--- Start of SUPPLIED DATA ---

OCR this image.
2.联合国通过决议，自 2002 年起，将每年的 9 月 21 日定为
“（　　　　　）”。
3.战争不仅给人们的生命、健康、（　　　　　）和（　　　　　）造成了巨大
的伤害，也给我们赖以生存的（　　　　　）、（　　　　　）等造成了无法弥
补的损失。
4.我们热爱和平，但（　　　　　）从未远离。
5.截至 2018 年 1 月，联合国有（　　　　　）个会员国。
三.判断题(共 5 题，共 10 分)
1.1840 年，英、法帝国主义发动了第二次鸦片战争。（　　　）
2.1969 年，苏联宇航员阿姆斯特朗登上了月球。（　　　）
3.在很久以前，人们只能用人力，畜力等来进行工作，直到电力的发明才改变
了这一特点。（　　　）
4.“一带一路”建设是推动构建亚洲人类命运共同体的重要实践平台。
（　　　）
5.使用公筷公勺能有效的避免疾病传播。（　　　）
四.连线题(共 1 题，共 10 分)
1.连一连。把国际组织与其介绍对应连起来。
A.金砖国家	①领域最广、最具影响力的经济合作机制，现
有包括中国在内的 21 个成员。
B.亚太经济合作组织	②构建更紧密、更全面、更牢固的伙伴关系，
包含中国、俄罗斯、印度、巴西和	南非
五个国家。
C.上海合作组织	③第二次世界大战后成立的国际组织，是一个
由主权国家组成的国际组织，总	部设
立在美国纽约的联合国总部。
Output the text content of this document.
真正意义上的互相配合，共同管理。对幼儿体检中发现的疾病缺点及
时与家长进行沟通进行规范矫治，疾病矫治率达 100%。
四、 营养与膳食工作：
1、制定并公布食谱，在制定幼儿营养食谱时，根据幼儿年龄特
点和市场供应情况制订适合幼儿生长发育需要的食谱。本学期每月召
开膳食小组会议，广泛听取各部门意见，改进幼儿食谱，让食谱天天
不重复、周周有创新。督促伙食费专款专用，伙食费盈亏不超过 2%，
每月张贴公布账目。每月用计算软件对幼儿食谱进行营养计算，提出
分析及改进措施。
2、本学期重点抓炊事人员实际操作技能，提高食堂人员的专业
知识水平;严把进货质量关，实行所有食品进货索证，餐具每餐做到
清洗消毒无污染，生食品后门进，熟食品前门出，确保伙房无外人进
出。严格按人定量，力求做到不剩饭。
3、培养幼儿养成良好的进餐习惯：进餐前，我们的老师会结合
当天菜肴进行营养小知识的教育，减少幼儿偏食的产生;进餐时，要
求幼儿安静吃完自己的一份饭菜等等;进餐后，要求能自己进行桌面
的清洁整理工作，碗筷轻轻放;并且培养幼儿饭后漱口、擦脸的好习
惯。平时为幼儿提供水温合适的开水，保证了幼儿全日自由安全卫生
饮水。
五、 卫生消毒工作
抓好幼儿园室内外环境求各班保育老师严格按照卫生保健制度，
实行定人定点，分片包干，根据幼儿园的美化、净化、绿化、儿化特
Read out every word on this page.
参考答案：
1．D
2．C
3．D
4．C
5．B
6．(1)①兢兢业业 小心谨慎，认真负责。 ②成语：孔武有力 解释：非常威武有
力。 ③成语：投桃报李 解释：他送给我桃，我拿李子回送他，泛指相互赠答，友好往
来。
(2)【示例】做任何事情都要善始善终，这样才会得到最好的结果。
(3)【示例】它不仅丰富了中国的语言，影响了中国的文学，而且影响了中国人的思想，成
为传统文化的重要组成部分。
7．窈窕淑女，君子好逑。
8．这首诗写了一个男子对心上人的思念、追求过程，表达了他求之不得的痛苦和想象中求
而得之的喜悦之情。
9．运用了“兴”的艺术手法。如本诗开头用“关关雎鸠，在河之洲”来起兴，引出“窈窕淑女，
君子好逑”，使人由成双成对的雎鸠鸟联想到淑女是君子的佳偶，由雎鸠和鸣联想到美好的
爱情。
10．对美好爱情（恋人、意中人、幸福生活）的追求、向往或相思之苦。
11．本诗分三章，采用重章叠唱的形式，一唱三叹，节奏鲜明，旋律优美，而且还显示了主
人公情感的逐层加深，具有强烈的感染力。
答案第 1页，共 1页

--- End of SUPPLIED DATA ---

• _EXERCISE INSTRUCTIONS_: What is the number of lines holding the word "君子好逑"? State it alone.

• _REPLY TO THE TASK_: 2